- Data provided:

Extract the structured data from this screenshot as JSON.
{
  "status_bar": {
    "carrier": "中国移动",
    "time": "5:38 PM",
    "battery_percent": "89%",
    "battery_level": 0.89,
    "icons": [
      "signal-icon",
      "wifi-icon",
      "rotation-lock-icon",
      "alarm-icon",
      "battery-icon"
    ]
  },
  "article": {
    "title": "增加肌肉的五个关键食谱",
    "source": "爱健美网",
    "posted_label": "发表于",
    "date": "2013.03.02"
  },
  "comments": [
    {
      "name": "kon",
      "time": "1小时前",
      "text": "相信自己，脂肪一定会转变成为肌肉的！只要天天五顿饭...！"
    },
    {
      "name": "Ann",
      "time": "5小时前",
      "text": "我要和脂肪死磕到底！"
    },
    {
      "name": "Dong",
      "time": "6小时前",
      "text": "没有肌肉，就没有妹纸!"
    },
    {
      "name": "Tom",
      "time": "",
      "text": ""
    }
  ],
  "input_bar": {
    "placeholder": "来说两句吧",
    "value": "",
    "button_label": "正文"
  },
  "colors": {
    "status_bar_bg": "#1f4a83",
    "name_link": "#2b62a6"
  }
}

...

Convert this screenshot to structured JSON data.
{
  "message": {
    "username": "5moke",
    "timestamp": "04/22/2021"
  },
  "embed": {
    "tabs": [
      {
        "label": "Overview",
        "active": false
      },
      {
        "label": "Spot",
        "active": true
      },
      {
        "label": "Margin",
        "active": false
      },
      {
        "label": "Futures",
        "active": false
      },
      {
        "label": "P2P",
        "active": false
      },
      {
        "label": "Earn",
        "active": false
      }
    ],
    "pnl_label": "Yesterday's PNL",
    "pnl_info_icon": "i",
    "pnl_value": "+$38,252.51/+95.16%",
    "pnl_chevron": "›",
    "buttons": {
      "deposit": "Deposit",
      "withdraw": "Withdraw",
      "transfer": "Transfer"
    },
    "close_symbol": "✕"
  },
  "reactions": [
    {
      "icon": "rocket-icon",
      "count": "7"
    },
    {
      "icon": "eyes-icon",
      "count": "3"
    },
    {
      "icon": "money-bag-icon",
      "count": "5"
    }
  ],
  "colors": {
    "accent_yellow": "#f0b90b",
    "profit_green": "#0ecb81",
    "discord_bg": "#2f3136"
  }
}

- Exercise:
Scan the material for lines with the word "structured", and copy each line you find.

- Reply to the task:
Extract the structured data from this screenshot as JSON.
Convert this screenshot to structured JSON data.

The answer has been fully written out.